Records excerpted from a collection
::::

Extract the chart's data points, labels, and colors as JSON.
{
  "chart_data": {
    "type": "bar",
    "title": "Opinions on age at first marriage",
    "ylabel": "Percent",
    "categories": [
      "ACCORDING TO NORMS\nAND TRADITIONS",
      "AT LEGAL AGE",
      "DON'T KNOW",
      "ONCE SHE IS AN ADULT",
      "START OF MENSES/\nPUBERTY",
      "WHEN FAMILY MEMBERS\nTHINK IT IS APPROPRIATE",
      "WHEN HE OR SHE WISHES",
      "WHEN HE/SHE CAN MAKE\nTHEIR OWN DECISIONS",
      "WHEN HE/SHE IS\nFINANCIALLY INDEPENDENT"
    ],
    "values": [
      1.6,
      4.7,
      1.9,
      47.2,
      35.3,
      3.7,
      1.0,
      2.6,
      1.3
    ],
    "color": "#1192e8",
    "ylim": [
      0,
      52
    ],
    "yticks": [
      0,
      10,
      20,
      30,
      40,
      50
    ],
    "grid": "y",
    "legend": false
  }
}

::::

◆ **Exercise brief**
Repeat the material above in full, keeping every word.

◆ **Written solution**
Extract the chart's data points, labels, and colors as JSON.
{
  "chart_data": {
    "type": "bar",
    "title": "Opinions on age at first marriage",
    "ylabel": "Percent",
    "categories": [
      "ACCORDING TO NORMS\nAND TRADITIONS",
      "AT LEGAL AGE",
      "DON'T KNOW",
      "ONCE SHE IS AN ADULT",
      "START OF MENSES/\nPUBERTY",
      "WHEN FAMILY MEMBERS\nTHINK IT IS APPROPRIATE",
      "WHEN HE OR SHE WISHES",
      "WHEN HE/SHE CAN MAKE\nTHEIR OWN DECISIONS",
      "WHEN HE/SHE IS\nFINANCIALLY INDEPENDENT"
    ],
    "values": [
      1.6,
      4.7,
      1.9,
      47.2,
      35.3,
      3.7,
      1.0,
      2.6,
      1.3
    ],
    "color": "#1192e8",
    "ylim": [
      0,
      52
    ],
    "yticks": [
      0,
      10,
      20,
      30,
      40,
      50
    ],
    "grid": "y",
    "legend": false
  }
}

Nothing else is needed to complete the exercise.